■ **Records provided**
===============
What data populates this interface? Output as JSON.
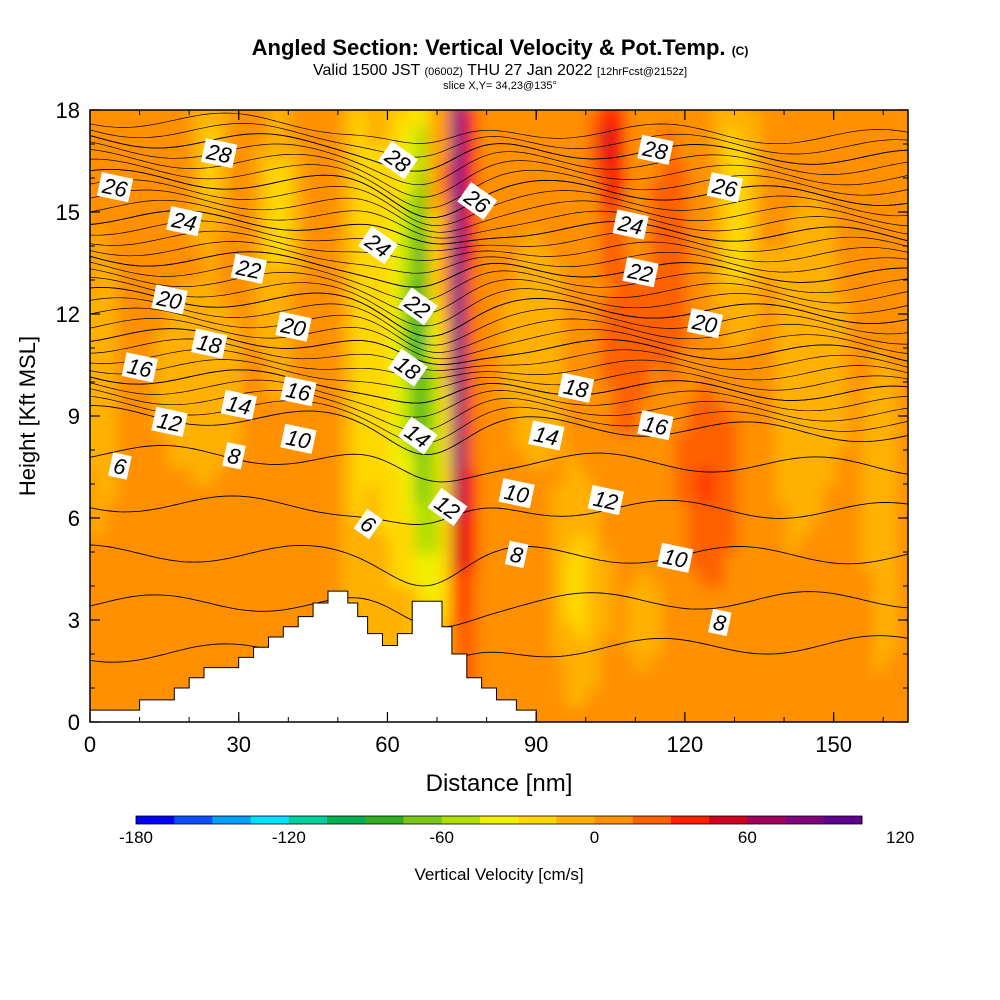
===============
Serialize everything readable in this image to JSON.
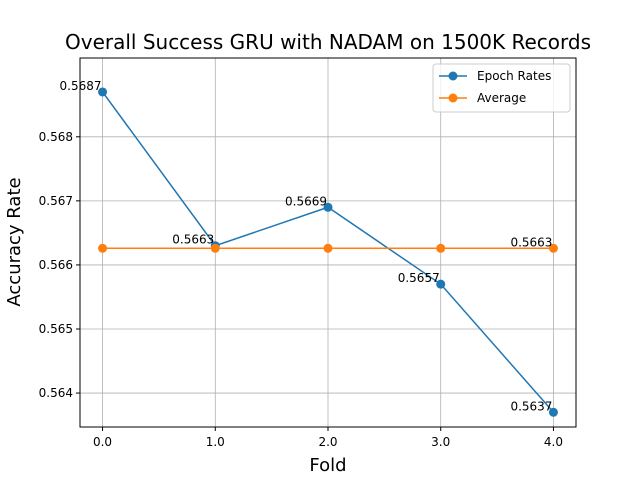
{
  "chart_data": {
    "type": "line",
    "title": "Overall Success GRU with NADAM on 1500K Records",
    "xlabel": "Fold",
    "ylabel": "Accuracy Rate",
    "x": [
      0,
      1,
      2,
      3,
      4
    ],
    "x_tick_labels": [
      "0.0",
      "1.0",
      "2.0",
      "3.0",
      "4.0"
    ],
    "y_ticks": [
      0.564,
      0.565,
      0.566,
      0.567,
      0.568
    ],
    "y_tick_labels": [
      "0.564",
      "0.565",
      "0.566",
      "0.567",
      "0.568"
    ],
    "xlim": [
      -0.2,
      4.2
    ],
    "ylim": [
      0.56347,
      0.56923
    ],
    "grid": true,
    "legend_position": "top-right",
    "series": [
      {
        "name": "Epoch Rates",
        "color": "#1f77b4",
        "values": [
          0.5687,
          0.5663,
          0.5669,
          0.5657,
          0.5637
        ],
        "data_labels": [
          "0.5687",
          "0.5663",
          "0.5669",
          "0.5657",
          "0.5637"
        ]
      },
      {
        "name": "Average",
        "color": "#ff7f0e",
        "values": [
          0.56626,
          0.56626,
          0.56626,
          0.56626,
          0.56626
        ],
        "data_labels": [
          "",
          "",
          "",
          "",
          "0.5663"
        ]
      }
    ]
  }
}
===============
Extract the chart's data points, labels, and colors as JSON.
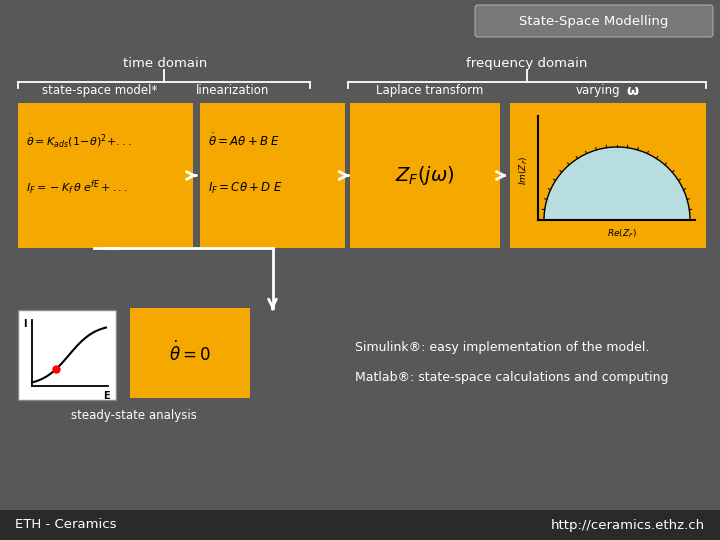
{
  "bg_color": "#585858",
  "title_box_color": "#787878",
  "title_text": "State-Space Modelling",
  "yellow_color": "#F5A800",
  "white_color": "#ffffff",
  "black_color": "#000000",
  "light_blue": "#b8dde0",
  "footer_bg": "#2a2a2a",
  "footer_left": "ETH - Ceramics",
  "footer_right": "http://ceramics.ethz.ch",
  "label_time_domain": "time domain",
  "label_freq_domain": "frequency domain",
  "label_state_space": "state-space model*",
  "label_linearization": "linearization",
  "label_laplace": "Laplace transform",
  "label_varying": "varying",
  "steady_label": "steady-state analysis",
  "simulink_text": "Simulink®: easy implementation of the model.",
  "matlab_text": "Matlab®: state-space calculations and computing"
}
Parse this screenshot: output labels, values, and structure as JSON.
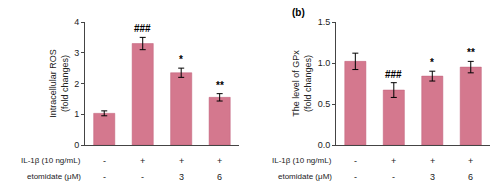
===============
■ **Problem details**
Reproduce the lines above starting at the one with "Extract the chart's" and ending at the one with "Parse this screenshot: output", both included, exactly and with no pictures.

■ **Result below**
Extract the chart's data points, labels, and colors as JSON.
{
  "bg_color": "#585858",
  "title_box_color": "#787878",
  "title_text": "State-Space Modelling",
  "yellow_color": "#F5A800",
  "white_color": "#ffffff",
  "black_color": "#000000",
  "light_blue": "#b8dde0",
  "footer_bg": "#2a2a2a",
  "footer_left": "ETH - Ceramics",
  "footer_right": "http://ceramics.ethz.ch",
  "label_time_domain": "time domain",
  "label_freq_domain": "frequency domain",
  "label_state_space": "state-space model*",
  "label_linearization": "linearization",
  "label_laplace": "Laplace transform",
  "label_varying": "varying",
  "steady_label": "steady-state analysis",
  "simulink_text": "Simulink®: easy implementation of the model.",
  "matlab_text": "Matlab®: state-space calculations and computing"
}
Parse this screenshot: output labels, values, and structure as JSON.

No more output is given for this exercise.